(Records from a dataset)

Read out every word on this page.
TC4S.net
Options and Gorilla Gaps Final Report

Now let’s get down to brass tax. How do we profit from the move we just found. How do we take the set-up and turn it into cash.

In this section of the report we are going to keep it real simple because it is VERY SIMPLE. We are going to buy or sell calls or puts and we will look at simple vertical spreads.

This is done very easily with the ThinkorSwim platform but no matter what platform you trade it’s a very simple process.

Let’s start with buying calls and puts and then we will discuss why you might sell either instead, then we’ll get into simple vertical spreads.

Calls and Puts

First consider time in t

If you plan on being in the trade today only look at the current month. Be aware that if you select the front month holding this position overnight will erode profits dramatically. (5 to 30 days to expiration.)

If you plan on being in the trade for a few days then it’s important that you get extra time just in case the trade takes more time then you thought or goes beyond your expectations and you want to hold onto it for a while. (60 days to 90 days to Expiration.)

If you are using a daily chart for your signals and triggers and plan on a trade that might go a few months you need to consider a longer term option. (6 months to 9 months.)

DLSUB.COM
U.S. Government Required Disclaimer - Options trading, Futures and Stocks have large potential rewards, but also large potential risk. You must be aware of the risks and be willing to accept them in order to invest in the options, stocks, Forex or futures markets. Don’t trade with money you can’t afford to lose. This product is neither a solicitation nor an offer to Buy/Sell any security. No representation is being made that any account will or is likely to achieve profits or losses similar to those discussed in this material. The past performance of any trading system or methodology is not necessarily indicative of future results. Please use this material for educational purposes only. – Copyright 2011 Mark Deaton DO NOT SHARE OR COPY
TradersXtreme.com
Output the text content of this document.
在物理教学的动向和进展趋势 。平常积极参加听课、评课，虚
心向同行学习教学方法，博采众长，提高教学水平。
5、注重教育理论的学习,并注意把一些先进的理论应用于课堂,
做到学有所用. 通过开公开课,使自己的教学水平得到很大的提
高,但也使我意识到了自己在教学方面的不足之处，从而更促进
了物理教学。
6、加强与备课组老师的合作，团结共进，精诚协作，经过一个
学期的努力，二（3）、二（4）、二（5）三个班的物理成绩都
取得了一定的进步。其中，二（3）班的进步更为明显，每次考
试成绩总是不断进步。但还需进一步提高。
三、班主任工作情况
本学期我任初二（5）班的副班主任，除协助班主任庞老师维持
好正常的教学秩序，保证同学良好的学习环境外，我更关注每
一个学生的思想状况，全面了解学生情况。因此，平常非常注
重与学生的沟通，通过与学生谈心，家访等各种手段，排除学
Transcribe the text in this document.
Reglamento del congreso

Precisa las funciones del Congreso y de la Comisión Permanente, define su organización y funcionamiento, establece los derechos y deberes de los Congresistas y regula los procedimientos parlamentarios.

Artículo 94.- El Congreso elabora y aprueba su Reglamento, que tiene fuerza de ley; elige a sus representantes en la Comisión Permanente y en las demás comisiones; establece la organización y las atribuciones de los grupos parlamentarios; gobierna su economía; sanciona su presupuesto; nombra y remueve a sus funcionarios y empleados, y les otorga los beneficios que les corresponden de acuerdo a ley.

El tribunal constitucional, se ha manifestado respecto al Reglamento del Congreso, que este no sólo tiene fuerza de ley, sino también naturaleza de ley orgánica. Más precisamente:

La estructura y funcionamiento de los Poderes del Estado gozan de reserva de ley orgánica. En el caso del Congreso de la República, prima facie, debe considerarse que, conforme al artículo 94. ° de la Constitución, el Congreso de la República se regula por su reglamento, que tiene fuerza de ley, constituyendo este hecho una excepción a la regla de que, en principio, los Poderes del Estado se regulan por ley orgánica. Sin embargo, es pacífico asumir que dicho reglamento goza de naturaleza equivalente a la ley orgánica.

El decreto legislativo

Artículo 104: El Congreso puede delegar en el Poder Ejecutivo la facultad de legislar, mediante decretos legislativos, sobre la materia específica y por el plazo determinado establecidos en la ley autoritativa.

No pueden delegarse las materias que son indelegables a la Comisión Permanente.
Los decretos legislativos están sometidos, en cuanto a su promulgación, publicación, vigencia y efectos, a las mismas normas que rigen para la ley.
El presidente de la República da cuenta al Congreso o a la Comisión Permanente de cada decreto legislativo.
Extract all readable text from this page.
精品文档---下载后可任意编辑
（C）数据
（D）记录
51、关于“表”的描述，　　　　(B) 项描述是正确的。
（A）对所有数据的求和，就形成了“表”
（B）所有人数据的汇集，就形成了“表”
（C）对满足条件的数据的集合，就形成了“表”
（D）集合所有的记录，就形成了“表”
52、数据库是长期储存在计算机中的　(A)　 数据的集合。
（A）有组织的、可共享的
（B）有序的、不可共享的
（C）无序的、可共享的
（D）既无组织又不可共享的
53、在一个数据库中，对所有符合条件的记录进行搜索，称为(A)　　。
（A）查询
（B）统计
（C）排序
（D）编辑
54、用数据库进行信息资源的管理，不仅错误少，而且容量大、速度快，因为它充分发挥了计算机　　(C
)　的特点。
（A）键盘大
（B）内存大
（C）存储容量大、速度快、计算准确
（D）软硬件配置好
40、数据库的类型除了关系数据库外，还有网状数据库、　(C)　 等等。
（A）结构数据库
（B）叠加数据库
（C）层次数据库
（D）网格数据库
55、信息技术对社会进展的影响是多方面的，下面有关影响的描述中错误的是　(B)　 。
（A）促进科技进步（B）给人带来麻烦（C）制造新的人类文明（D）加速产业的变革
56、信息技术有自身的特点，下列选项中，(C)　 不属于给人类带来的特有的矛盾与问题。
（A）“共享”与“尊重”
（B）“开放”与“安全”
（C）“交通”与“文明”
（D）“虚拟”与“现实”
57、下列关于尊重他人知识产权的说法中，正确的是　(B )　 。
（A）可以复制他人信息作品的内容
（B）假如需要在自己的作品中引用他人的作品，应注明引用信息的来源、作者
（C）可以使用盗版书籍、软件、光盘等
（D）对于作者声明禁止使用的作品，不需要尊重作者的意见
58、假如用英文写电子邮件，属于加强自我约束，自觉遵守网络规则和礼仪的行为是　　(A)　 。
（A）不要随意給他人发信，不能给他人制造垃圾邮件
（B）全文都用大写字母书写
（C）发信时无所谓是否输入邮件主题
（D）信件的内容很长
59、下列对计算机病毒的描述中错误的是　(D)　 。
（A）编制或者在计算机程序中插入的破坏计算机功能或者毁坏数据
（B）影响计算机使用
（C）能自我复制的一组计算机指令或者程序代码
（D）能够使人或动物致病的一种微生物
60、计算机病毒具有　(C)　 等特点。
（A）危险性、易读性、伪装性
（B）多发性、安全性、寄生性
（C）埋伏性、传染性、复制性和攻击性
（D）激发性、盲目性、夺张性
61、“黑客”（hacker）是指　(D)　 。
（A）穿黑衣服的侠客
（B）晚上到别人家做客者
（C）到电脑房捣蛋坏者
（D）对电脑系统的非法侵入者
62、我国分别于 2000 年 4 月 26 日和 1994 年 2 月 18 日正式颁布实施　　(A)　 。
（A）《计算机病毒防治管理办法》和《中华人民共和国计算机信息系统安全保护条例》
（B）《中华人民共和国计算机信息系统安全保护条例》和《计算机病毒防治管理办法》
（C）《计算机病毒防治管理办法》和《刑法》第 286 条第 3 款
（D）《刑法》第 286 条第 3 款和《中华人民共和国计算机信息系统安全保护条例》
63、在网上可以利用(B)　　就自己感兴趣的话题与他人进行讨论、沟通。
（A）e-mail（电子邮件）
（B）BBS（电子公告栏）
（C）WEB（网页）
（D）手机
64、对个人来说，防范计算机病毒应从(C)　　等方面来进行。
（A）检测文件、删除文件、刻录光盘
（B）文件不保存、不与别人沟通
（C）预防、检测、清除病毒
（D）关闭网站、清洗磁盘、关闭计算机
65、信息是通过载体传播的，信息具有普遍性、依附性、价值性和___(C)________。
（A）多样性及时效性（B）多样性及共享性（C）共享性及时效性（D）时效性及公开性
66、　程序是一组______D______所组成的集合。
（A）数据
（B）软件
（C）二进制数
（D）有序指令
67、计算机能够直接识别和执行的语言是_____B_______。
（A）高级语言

- Written task -
Report the number of lines containing the string "Comisión" and add nothing to it.

- Full output -
4